:: Task details ::
Write out the whole listing, matching it exactly.

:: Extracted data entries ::
********************

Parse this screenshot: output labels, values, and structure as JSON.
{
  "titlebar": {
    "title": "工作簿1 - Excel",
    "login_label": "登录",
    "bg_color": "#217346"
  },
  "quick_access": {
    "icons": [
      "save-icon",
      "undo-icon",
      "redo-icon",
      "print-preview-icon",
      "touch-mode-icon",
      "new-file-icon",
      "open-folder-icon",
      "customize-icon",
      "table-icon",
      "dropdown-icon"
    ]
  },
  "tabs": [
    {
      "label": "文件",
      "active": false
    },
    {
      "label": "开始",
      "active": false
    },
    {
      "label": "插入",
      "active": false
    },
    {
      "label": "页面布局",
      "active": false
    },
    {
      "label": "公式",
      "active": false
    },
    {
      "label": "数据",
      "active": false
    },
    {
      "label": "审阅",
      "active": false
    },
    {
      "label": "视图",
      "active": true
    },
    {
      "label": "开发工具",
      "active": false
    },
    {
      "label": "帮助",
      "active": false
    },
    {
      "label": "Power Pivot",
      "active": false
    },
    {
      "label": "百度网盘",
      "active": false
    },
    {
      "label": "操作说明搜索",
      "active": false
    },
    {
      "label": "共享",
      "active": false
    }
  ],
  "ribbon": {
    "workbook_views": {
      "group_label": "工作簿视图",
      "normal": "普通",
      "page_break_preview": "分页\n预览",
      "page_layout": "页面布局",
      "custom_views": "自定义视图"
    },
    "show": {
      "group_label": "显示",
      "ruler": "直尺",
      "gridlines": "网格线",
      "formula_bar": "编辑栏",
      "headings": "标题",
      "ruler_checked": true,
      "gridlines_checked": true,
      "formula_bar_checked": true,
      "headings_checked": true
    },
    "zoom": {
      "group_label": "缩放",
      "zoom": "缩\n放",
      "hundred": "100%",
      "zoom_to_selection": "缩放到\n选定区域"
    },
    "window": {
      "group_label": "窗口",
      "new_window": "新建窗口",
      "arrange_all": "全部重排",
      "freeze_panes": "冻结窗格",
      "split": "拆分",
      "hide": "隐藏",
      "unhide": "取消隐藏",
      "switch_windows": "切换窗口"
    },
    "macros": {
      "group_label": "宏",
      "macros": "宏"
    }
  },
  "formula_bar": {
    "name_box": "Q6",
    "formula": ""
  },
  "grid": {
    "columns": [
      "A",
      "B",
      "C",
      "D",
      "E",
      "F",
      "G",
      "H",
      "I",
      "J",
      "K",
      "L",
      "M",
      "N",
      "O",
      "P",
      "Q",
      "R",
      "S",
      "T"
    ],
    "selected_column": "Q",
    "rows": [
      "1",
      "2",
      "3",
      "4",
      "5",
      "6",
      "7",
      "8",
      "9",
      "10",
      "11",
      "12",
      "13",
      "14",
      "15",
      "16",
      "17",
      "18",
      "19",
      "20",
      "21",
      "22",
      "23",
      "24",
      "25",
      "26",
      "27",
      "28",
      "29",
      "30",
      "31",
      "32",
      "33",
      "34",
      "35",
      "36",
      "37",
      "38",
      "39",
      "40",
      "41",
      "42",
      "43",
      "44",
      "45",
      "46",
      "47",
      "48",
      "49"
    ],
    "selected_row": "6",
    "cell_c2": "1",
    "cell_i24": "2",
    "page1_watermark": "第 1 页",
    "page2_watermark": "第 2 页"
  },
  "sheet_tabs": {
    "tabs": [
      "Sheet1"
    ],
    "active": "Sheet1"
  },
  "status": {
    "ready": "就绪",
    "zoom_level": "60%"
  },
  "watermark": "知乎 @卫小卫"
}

********************

:: Task answer ::
Parse this screenshot: output labels, values, and structure as JSON.
{
  "titlebar": {
    "title": "工作簿1 - Excel",
    "login_label": "登录",
    "bg_color": "#217346"
  },
  "quick_access": {
    "icons": [
      "save-icon",
      "undo-icon",
      "redo-icon",
      "print-preview-icon",
      "touch-mode-icon",
      "new-file-icon",
      "open-folder-icon",
      "customize-icon",
      "table-icon",
      "dropdown-icon"
    ]
  },
  "tabs": [
    {
      "label": "文件",
      "active": false
    },
    {
      "label": "开始",
      "active": false
    },
    {
      "label": "插入",
      "active": false
    },
    {
      "label": "页面布局",
      "active": false
    },
    {
      "label": "公式",
      "active": false
    },
    {
      "label": "数据",
      "active": false
    },
    {
      "label": "审阅",
      "active": false
    },
    {
      "label": "视图",
      "active": true
    },
    {
      "label": "开发工具",
      "active": false
    },
    {
      "label": "帮助",
      "active": false
    },
    {
      "label": "Power Pivot",
      "active": false
    },
    {
      "label": "百度网盘",
      "active": false
    },
    {
      "label": "操作说明搜索",
      "active": false
    },
    {
      "label": "共享",
      "active": false
    }
  ],
  "ribbon": {
    "workbook_views": {
      "group_label": "工作簿视图",
      "normal": "普通",
      "page_break_preview": "分页\n预览",
      "page_layout": "页面布局",
      "custom_views": "自定义视图"
    },
    "show": {
      "group_label": "显示",
      "ruler": "直尺",
      "gridlines": "网格线",
      "formula_bar": "编辑栏",
      "headings": "标题",
      "ruler_checked": true,
      "gridlines_checked": true,
      "formula_bar_checked": true,
      "headings_checked": true
    },
    "zoom": {
      "group_label": "缩放",
      "zoom": "缩\n放",
      "hundred": "100%",
      "zoom_to_selection": "缩放到\n选定区域"
    },
    "window": {
      "group_label": "窗口",
      "new_window": "新建窗口",
      "arrange_all": "全部重排",
      "freeze_panes": "冻结窗格",
      "split": "拆分",
      "hide": "隐藏",
      "unhide": "取消隐藏",
      "switch_windows": "切换窗口"
    },
    "macros": {
      "group_label": "宏",
      "macros": "宏"
    }
  },
  "formula_bar": {
    "name_box": "Q6",
    "formula": ""
  },
  "grid": {
    "columns": [
      "A",
      "B",
      "C",
      "D",
      "E",
      "F",
      "G",
      "H",
      "I",
      "J",
      "K",
      "L",
      "M",
      "N",
      "O",
      "P",
      "Q",
      "R",
      "S",
      "T"
    ],
    "selected_column": "Q",
    "rows": [
      "1",
      "2",
      "3",
      "4",
      "5",
      "6",
      "7",
      "8",
      "9",
      "10",
      "11",
      "12",
      "13",
      "14",
      "15",
      "16",
      "17",
      "18",
      "19",
      "20",
      "21",
      "22",
      "23",
      "24",
      "25",
      "26",
      "27",
      "28",
      "29",
      "30",
      "31",
      "32",
      "33",
      "34",
      "35",
      "36",
      "37",
      "38",
      "39",
      "40",
      "41",
      "42",
      "43",
      "44",
      "45",
      "46",
      "47",
      "48",
      "49"
    ],
    "selected_row": "6",
    "cell_c2": "1",
    "cell_i24": "2",
    "page1_watermark": "第 1 页",
    "page2_watermark": "第 2 页"
  },
  "sheet_tabs": {
    "tabs": [
      "Sheet1"
    ],
    "active": "Sheet1"
  },
  "status": {
    "ready": "就绪",
    "zoom_level": "60%"
  },
  "watermark": "知乎 @卫小卫"
}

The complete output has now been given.